_PAGE TEXT_
○ ○ ○
A miser does not pile up money to buy other things. He sells things
to pile up money. A miser does not fear the future that much. At
some point, he has enough money to buy his way out of everything
that offers an escape in exchange for money. How many unpleasant
transitions is he expecting? The big one is coming. “How much did
he leave behind?” “All of it!”

There is a
rule of thumb for saving. Have six months’ living expenses in a
bank. It’s a good rule of thumb. It depends on your profession.
If you are highly specialized and well paid, you may need a year
in reserve. You may not be able to find a comparable job at comparable
pay. Highly specialized people face more volatility in the employment
market than unspecialized workers. “When you’re hot, you’re hot.
And when you’re not, you’re not.” Someone who is well paid in a
specialized field would be wise to have a year’s expenses in the
bank. He had better also have a blog site, a LinkedIn account, and
a network of people in his profession who respect his work.

Money is good
as you get older. Your recovery time is less. Your ability to adjust
is less. Your age group is out of favor with employers.

Money serves
as a lifeboat in a sea of unpredictable storms. It is also great
for buying used items from hard-pressed sellers who have run out
of money. They want money. They must offer discounts in order to
buy money with their used goods. Craigslist is filled with these
offers.

I have money
in reserve. I plan to buy some houses to rent in the near future.
○ ○ ○
_MATERIAL PROVIDED_
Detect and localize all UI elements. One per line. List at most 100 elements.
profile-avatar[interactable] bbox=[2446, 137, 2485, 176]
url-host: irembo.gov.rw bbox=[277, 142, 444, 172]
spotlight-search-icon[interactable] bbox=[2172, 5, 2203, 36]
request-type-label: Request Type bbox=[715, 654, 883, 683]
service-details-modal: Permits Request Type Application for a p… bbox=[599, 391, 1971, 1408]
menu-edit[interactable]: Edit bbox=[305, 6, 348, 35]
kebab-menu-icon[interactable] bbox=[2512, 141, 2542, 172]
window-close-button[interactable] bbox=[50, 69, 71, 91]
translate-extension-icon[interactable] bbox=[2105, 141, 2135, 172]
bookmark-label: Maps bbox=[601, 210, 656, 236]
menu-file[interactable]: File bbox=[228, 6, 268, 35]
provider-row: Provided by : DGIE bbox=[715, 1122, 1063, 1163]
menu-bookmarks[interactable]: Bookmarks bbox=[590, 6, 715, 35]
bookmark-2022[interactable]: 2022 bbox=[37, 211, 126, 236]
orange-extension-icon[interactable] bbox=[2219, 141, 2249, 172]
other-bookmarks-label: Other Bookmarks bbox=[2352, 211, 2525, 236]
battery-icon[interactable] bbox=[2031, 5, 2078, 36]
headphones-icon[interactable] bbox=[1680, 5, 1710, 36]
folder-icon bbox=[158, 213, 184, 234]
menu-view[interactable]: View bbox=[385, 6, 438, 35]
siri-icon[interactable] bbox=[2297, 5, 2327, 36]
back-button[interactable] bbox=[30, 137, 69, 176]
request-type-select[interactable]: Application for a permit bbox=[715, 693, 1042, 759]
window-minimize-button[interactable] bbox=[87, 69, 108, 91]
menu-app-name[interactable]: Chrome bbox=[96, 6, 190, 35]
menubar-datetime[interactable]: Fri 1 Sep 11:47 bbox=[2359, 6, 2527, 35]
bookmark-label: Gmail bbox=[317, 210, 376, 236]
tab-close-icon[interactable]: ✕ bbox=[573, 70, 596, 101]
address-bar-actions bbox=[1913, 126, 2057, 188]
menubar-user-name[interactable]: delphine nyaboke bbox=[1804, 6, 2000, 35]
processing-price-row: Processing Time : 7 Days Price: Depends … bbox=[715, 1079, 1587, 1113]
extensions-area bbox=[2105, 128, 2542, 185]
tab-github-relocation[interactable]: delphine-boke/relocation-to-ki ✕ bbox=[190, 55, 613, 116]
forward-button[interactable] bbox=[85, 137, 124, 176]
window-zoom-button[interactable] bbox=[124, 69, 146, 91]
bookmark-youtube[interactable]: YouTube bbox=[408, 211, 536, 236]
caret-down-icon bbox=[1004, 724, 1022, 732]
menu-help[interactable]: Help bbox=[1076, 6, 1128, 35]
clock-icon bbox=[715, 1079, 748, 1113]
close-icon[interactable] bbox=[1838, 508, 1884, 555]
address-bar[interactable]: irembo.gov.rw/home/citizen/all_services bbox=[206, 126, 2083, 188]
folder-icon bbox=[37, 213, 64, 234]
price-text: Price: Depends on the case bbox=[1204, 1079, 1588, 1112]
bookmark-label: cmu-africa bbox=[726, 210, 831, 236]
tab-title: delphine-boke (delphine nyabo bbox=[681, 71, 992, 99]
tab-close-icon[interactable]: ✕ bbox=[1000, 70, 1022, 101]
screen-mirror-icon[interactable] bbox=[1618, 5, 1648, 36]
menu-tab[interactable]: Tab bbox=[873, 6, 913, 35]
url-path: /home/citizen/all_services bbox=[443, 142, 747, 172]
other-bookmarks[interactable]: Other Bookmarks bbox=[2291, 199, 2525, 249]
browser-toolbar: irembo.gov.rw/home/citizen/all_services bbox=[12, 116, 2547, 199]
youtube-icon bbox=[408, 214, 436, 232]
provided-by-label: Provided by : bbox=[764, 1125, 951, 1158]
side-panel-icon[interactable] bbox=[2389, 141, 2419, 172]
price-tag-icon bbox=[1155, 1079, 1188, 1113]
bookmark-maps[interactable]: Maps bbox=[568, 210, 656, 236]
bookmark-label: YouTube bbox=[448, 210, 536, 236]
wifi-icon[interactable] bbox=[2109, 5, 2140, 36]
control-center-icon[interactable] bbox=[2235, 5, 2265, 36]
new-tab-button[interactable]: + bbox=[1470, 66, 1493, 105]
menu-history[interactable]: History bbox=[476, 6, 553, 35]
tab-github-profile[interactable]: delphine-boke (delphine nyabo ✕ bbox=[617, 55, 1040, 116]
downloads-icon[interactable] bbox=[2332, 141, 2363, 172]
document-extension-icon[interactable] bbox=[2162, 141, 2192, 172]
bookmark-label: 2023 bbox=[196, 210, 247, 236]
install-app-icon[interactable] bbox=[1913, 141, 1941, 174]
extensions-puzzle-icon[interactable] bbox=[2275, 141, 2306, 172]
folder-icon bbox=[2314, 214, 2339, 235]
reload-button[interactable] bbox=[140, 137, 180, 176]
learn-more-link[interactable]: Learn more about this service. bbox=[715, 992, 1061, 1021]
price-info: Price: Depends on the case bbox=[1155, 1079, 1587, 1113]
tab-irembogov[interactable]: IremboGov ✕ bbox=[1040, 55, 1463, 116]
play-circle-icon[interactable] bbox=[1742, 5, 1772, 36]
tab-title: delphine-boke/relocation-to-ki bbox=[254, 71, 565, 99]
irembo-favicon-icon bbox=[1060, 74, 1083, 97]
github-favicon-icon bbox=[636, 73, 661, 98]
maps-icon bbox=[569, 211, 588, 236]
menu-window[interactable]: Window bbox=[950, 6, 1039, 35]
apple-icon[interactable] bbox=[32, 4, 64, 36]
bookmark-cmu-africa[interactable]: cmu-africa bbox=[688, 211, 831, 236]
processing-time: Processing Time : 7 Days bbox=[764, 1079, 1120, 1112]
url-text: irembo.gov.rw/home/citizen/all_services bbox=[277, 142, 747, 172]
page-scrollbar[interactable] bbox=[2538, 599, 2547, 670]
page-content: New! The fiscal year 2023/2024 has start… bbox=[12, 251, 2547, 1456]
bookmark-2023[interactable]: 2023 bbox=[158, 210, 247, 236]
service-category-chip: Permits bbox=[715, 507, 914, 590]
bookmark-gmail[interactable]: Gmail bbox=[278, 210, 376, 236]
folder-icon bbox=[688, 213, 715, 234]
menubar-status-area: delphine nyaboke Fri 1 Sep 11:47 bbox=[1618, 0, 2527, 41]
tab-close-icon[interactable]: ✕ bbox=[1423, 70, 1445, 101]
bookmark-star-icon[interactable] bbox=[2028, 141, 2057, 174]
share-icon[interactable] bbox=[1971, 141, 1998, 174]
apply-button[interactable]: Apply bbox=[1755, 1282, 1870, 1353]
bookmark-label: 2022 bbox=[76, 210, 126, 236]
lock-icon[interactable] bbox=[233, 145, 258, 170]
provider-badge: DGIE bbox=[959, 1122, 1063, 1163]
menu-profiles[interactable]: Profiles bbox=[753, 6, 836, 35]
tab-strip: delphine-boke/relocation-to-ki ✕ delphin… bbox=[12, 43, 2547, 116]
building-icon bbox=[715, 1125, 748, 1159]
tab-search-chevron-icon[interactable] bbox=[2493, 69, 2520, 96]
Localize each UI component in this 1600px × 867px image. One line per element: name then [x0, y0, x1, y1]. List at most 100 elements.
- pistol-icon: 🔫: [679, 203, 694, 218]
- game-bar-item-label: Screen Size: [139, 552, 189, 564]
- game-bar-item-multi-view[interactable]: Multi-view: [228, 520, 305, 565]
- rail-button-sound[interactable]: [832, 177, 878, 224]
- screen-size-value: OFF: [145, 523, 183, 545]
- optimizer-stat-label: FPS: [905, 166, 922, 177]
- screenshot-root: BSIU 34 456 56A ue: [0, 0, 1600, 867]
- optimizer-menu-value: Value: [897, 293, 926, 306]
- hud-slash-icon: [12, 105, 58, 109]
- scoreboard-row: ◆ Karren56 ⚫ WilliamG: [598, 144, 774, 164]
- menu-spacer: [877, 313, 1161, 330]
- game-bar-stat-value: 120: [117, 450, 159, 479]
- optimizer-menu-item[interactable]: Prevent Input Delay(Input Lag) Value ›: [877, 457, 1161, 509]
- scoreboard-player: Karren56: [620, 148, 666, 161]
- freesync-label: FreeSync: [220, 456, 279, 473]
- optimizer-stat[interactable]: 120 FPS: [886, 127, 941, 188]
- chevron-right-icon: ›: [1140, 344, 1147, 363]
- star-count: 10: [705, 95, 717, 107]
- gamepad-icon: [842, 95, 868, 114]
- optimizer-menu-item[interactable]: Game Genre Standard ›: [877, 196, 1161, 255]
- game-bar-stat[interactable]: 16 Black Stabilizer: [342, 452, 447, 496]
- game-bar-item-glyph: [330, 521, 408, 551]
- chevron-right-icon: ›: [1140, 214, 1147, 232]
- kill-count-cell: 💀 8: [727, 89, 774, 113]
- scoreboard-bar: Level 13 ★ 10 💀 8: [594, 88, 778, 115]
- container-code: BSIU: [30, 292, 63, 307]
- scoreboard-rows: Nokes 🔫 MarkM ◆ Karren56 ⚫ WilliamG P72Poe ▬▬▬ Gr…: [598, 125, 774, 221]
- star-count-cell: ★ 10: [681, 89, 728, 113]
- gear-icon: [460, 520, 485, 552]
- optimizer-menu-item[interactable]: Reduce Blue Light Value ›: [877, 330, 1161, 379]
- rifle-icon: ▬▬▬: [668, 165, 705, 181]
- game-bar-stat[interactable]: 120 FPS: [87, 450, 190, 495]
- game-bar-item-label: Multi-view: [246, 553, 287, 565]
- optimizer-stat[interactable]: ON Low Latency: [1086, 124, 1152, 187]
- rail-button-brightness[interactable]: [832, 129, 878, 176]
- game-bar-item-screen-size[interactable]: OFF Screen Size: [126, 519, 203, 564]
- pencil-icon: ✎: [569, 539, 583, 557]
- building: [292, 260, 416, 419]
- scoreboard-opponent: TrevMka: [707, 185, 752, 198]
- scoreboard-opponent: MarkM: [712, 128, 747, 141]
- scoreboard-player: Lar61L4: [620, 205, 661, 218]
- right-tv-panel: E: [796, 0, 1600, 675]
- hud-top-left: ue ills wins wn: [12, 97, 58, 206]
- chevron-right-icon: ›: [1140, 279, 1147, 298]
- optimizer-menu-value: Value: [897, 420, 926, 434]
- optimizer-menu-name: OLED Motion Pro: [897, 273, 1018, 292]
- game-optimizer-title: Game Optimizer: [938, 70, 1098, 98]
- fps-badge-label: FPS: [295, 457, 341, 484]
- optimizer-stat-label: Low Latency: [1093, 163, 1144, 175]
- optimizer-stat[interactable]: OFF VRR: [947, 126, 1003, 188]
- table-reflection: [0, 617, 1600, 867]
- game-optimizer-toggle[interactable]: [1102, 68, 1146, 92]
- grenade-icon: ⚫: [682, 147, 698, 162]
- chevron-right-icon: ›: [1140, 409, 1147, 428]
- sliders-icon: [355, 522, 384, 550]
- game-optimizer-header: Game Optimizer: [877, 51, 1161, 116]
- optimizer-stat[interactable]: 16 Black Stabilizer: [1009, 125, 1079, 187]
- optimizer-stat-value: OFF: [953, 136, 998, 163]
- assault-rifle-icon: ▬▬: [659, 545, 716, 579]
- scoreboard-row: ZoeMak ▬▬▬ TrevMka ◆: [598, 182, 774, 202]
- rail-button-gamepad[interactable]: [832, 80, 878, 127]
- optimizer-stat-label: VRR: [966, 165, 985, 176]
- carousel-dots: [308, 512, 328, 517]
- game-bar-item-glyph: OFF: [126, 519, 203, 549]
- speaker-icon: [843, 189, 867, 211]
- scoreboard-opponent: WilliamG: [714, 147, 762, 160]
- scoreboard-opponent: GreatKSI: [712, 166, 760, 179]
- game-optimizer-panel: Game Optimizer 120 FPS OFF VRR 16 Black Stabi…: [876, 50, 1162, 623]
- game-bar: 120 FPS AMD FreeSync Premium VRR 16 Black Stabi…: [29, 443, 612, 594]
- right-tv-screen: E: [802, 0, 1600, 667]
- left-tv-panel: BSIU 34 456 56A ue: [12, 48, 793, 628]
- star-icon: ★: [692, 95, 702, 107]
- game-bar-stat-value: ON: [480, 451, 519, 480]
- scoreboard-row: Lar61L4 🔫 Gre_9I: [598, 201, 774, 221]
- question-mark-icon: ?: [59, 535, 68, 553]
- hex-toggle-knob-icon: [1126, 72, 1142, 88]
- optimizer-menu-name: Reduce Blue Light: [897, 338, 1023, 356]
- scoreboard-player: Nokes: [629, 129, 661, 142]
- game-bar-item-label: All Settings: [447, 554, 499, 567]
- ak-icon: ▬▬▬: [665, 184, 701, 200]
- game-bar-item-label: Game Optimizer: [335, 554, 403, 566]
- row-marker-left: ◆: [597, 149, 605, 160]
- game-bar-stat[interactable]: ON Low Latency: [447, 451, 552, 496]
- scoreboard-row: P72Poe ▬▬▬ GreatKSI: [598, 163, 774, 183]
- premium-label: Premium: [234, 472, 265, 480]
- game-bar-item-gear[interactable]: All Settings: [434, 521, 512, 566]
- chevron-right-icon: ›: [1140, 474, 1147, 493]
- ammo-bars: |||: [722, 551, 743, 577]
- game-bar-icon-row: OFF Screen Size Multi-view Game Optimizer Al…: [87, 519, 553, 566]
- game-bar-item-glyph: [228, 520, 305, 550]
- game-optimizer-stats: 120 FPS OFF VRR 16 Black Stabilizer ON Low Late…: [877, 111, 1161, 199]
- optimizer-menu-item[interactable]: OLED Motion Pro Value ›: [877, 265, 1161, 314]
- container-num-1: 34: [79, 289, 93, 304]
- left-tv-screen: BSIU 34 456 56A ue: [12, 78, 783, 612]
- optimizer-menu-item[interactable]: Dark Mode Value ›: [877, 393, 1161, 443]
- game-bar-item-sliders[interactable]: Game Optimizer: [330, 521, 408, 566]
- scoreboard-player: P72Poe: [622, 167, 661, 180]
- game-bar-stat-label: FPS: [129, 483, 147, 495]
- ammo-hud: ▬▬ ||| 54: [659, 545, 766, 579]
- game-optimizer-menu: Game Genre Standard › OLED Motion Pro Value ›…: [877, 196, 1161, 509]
○ ○ ○
_WORK INSTRUCTIONS_
**1)** Answer these questions about the text on saving money:
(a) How many months' living expenses does the rule of thumb say to keep in a bank?
(b) Why does the text say a miser sells things?
(c) Which site does the text say is filled with offers of used goods?
**2)** Can you write out everything in the text on saving money from "A miser does not pile" down to "on your profession.", swapping "miser" for "hoarder"?
**3)** How would you finish out the next part of the piece on saving money, picking up from its last sentence?

_WRITTEN ANSWERS_
**1)**
(a) Six months
(b) To pile up money
(c) Craigslist

**2)**
A hoarder does not pile up money to buy other things. He sells things
to pile up money. A hoarder does not fear the future that much. At
some point, he has enough money to buy his way out of everything
that offers an escape in exchange for money. How many unpleasant
transitions is he expecting? The big one is coming. “How much did
he leave behind?” “All of it!”

There is a
rule of thumb for saving. Have six months’ living expenses in a
bank. It’s a good rule of thumb. It depends on your profession.

**3)**
I will rent them to people who cannot secure credit to buy something
comparable. At my age, I will pay cash and live on the rent. If
I were 30, I would buy with a mortgage and build equity.

I think this
is a good time to buy distressed homes, meaning good homes sold
by distressed people. The idea here is to buy a less liquid item
from someone seeking money. He wants money now. You want money later.
Deals are possible.

If I can offer
cash without delay, and someone needs cash without delay, I can
get a steep discount on a house.

Recently,
I received notification of a foreclosed home being sold by a local
bank. The bank is asking $139,000 for a 1,900 square foot home in
a decent neighborhood. The house needs $2,000 in repairs. This means
$5,000. But the listing reveals that the market price of that home
is $96,000 to $112,000. The bank will sit on that house at $139,000.
In a few weeks, I may make an offer.

CONCLUSION

Panic is never
a wise response. If you get fired, start searching. Put in 10 hours
a day, six days a week, looking for work. Lower your expectations.
Contact a lot of people you know in the field.

You
might even consider starting out in a field you rejected long ago.
If you have money and no debt, you may be able to make the transition.

If you can
sell face to face, you’ll eat. If you can write an effective ad,
you’ll eat.

This is a
big economy. There are lots of employers looking for competent,
dedicated workers. Such workers are in short supply at the going
wage. Make an offer.

I know what
it is to be unemployed. It’s miserable. But it’s the cost of moving
out and moving up. Sometimes, we need motivation.

January
9, 2012

Gary
North [send him mail]
is the author of
Mises
on Money
. Visit http://www.garynorth.com.
He is also the author of a free 20-volume series, An
Economic Commentary on the Bible
.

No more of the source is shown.